___ INPUT DATA

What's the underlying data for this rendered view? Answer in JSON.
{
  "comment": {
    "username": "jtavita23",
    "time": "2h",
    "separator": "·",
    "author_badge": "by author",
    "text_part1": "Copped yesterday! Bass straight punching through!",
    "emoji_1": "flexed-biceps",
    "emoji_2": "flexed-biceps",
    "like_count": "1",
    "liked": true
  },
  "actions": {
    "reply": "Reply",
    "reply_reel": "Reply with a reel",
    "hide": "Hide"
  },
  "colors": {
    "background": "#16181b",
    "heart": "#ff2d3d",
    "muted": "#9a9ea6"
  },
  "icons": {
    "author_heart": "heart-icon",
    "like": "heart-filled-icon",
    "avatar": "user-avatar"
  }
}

______

• _TASK OBJECTIVE_
Please repeat all the records above exactly as they appear.

• _EXERCISE RESPONSE_
What's the underlying data for this rendered view? Answer in JSON.
{
  "comment": {
    "username": "jtavita23",
    "time": "2h",
    "separator": "·",
    "author_badge": "by author",
    "text_part1": "Copped yesterday! Bass straight punching through!",
    "emoji_1": "flexed-biceps",
    "emoji_2": "flexed-biceps",
    "like_count": "1",
    "liked": true
  },
  "actions": {
    "reply": "Reply",
    "reply_reel": "Reply with a reel",
    "hide": "Hide"
  },
  "colors": {
    "background": "#16181b",
    "heart": "#ff2d3d",
    "muted": "#9a9ea6"
  },
  "icons": {
    "author_heart": "heart-icon",
    "like": "heart-filled-icon",
    "avatar": "user-avatar"
  }
}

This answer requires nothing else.